▸ **To do**: All lines featuring the string "导体的电阻改变了" are to be listed.
>> Start
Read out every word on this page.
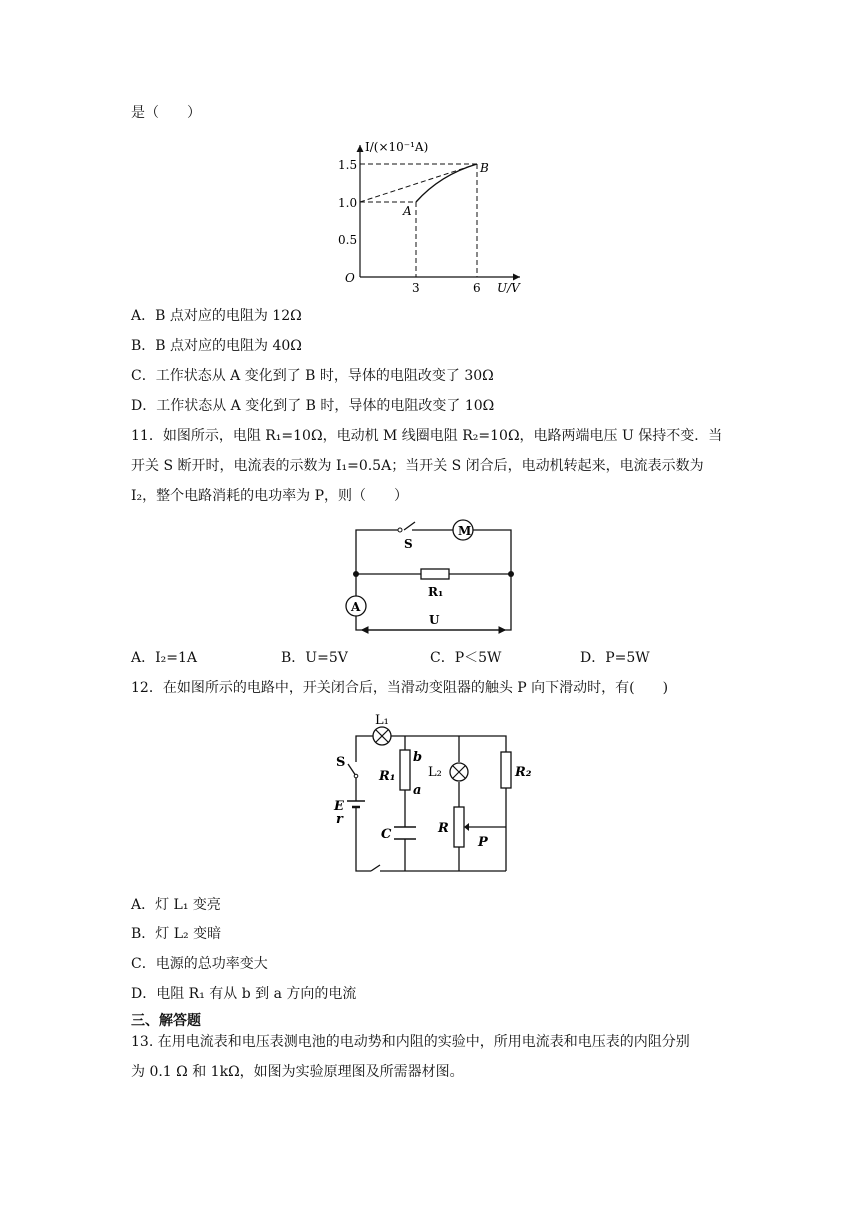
是（　　）
I/(×10⁻¹A)
U/V
O
1.5
1.0
0.5
3	6
A
B
A．B 点对应的电阻为 12Ω
B．B 点对应的电阻为 40Ω
C．工作状态从 A 变化到了 B 时，导体的电阻改变了 30Ω
D．工作状态从 A 变化到了 B 时，导体的电阻改变了 10Ω
11．如图所示，电阻 R₁=10Ω，电动机 M 线圈电阻 R₂=10Ω，电路两端电压 U 保持不变．当
开关 S 断开时，电流表的示数为 I₁=0.5A；当开关 S 闭合后，电动机转起来，电流表示数为
I₂，整个电路消耗的电功率为 P，则（　　）
M
S
R₁
A
U
A．I₂=1A	B．U=5V	C．P＜5W	D．P=5W
12．在如图所示的电路中，开关闭合后，当滑动变阻器的触头 P 向下滑动时，有(　　)
L₁
S
E
r
R₁
b
a
C
L₂
R
P
R₂
A．灯 L₁ 变亮
B．灯 L₂ 变暗
C．电源的总功率变大
D．电阻 R₁ 有从 b 到 a 方向的电流
三、解答题
13. 在用电流表和电压表测电池的电动势和内阻的实验中，所用电流表和电压表的内阻分别
为 0.1 Ω 和 1kΩ，如图为实验原理图及所需器材图。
>> End
▸ **Answer to the problem**:
C．工作状态从 A 变化到了 B 时，导体的电阻改变了 30Ω
D．工作状态从 A 变化到了 B 时，导体的电阻改变了 10Ω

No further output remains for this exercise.